### SUPPLIED RECORDS ###

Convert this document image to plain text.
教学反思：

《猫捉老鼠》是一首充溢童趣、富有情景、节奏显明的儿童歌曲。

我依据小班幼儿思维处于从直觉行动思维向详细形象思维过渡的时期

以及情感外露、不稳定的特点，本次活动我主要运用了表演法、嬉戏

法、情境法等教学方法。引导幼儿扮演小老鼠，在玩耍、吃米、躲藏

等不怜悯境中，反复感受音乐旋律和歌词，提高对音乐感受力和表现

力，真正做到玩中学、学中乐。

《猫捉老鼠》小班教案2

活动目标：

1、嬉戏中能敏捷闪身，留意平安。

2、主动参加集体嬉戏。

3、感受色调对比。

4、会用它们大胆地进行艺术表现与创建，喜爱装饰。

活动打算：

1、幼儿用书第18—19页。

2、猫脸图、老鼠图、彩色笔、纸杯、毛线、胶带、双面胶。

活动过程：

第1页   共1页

###

**STATED GOAL**
From the records above, pull out each line that has "猫捉老鼠".

**FINISHED EXERCISE**
《猫捉老鼠》是一首充溢童趣、富有情景、节奏显明的儿童歌曲。
《猫捉老鼠》小班教案2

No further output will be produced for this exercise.